• _Short task_
Print the listing below exactly.

• _Provided data_
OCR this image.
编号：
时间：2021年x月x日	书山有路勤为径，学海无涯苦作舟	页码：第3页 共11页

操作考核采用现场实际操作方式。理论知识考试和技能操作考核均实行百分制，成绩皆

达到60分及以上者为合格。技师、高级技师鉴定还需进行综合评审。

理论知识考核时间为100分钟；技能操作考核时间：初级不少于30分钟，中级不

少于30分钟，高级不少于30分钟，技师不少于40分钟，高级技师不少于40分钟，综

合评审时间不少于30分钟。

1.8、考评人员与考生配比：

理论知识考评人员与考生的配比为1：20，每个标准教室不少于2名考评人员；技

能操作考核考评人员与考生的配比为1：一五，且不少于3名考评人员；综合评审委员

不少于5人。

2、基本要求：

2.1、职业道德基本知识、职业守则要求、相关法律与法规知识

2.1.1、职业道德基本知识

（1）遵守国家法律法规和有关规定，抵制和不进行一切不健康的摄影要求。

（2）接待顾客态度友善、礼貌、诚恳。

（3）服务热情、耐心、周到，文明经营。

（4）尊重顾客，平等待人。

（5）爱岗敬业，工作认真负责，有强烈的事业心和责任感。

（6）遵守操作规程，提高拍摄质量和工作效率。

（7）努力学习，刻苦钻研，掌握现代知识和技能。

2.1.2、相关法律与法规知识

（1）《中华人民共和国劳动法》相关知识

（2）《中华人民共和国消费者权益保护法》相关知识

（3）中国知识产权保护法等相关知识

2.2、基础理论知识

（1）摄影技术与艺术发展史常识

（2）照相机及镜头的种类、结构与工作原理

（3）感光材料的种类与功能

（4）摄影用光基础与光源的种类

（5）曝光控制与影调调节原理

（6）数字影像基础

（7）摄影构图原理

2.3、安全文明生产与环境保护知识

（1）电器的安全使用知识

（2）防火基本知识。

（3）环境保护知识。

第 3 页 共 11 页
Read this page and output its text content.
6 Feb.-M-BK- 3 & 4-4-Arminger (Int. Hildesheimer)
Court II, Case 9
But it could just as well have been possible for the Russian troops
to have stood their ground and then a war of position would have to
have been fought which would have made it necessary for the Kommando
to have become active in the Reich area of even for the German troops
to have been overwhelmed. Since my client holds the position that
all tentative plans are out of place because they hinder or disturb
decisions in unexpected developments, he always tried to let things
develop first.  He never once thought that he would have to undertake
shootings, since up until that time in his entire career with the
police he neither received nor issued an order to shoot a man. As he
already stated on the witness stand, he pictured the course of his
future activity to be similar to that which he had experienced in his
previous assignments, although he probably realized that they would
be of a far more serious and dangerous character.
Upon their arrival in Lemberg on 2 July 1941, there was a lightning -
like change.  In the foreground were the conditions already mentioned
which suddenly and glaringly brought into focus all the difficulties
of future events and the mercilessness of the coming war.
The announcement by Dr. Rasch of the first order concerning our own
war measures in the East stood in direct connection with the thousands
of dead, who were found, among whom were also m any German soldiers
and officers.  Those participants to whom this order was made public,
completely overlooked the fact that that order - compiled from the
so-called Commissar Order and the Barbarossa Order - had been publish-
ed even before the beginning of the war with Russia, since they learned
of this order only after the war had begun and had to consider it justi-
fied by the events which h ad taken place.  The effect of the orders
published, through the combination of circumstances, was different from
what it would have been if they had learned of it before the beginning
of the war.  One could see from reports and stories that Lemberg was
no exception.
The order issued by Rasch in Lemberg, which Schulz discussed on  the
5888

• _Output for this exercise_
OCR this image.
编号：
时间：2021年x月x日	书山有路勤为径，学海无涯苦作舟	页码：第3页 共11页

操作考核采用现场实际操作方式。理论知识考试和技能操作考核均实行百分制，成绩皆

达到60分及以上者为合格。技师、高级技师鉴定还需进行综合评审。

理论知识考核时间为100分钟；技能操作考核时间：初级不少于30分钟，中级不

少于30分钟，高级不少于30分钟，技师不少于40分钟，高级技师不少于40分钟，综

合评审时间不少于30分钟。

1.8、考评人员与考生配比：

理论知识考评人员与考生的配比为1：20，每个标准教室不少于2名考评人员；技

能操作考核考评人员与考生的配比为1：一五，且不少于3名考评人员；综合评审委员

不少于5人。

2、基本要求：

2.1、职业道德基本知识、职业守则要求、相关法律与法规知识

2.1.1、职业道德基本知识

（1）遵守国家法律法规和有关规定，抵制和不进行一切不健康的摄影要求。

（2）接待顾客态度友善、礼貌、诚恳。

（3）服务热情、耐心、周到，文明经营。

（4）尊重顾客，平等待人。

（5）爱岗敬业，工作认真负责，有强烈的事业心和责任感。

（6）遵守操作规程，提高拍摄质量和工作效率。

（7）努力学习，刻苦钻研，掌握现代知识和技能。

2.1.2、相关法律与法规知识

（1）《中华人民共和国劳动法》相关知识

（2）《中华人民共和国消费者权益保护法》相关知识

（3）中国知识产权保护法等相关知识

2.2、基础理论知识

（1）摄影技术与艺术发展史常识

（2）照相机及镜头的种类、结构与工作原理

（3）感光材料的种类与功能

（4）摄影用光基础与光源的种类

（5）曝光控制与影调调节原理

（6）数字影像基础

（7）摄影构图原理

2.3、安全文明生产与环境保护知识

（1）电器的安全使用知识

（2）防火基本知识。

（3）环境保护知识。

第 3 页 共 11 页
Read this page and output its text content.
6 Feb.-M-BK- 3 & 4-4-Arminger (Int. Hildesheimer)
Court II, Case 9
But it could just as well have been possible for the Russian troops
to have stood their ground and then a war of position would have to
have been fought which would have made it necessary for the Kommando
to have become active in the Reich area of even for the German troops
to have been overwhelmed. Since my client holds the position that
all tentative plans are out of place because they hinder or disturb
decisions in unexpected developments, he always tried to let things
develop first.  He never once thought that he would have to undertake
shootings, since up until that time in his entire career with the
police he neither received nor issued an order to shoot a man. As he
already stated on the witness stand, he pictured the course of his
future activity to be similar to that which he had experienced in his
previous assignments, although he probably realized that they would
be of a far more serious and dangerous character.
Upon their arrival in Lemberg on 2 July 1941, there was a lightning -
like change.  In the foreground were the conditions already mentioned
which suddenly and glaringly brought into focus all the difficulties
of future events and the mercilessness of the coming war.
The announcement by Dr. Rasch of the first order concerning our own
war measures in the East stood in direct connection with the thousands
of dead, who were found, among whom were also m any German soldiers
and officers.  Those participants to whom this order was made public,
completely overlooked the fact that that order - compiled from the
so-called Commissar Order and the Barbarossa Order - had been publish-
ed even before the beginning of the war with Russia, since they learned
of this order only after the war had begun and had to consider it justi-
fied by the events which h ad taken place.  The effect of the orders
published, through the combination of circumstances, was different from
what it would have been if they had learned of it before the beginning
of the war.  One could see from reports and stories that Lemberg was
no exception.
The order issued by Rasch in Lemberg, which Schulz discussed on  the
5888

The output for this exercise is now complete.